**Your objective:**
Every record should be written out exactly, please.

**Provided records:**
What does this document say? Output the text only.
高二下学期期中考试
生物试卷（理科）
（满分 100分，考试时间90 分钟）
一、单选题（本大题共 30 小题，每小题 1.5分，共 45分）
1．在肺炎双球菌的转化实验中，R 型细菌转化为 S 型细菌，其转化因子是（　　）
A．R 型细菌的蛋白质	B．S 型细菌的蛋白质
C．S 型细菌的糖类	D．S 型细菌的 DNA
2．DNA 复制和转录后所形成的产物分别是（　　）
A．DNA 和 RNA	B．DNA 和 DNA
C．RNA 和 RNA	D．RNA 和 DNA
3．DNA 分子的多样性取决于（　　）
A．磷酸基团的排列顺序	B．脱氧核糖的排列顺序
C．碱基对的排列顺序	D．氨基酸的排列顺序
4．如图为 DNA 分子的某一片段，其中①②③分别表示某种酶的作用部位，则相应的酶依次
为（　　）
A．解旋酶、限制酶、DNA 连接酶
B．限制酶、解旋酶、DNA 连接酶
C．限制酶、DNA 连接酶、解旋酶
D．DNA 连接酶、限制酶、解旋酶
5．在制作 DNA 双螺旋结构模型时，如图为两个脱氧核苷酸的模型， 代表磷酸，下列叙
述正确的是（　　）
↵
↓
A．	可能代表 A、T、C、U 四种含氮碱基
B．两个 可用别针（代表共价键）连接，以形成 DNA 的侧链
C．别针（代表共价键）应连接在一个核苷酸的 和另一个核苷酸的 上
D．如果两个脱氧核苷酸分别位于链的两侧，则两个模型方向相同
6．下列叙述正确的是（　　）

**Final answer:**
What does this document say? Output the text only.
高二下学期期中考试
生物试卷（理科）
（满分 100分，考试时间90 分钟）
一、单选题（本大题共 30 小题，每小题 1.5分，共 45分）
1．在肺炎双球菌的转化实验中，R 型细菌转化为 S 型细菌，其转化因子是（　　）
A．R 型细菌的蛋白质	B．S 型细菌的蛋白质
C．S 型细菌的糖类	D．S 型细菌的 DNA
2．DNA 复制和转录后所形成的产物分别是（　　）
A．DNA 和 RNA	B．DNA 和 DNA
C．RNA 和 RNA	D．RNA 和 DNA
3．DNA 分子的多样性取决于（　　）
A．磷酸基团的排列顺序	B．脱氧核糖的排列顺序
C．碱基对的排列顺序	D．氨基酸的排列顺序
4．如图为 DNA 分子的某一片段，其中①②③分别表示某种酶的作用部位，则相应的酶依次
为（　　）
A．解旋酶、限制酶、DNA 连接酶
B．限制酶、解旋酶、DNA 连接酶
C．限制酶、DNA 连接酶、解旋酶
D．DNA 连接酶、限制酶、解旋酶
5．在制作 DNA 双螺旋结构模型时，如图为两个脱氧核苷酸的模型， 代表磷酸，下列叙
述正确的是（　　）
↵
↓
A．	可能代表 A、T、C、U 四种含氮碱基
B．两个 可用别针（代表共价键）连接，以形成 DNA 的侧链
C．别针（代表共价键）应连接在一个核苷酸的 和另一个核苷酸的 上
D．如果两个脱氧核苷酸分别位于链的两侧，则两个模型方向相同
6．下列叙述正确的是（　　）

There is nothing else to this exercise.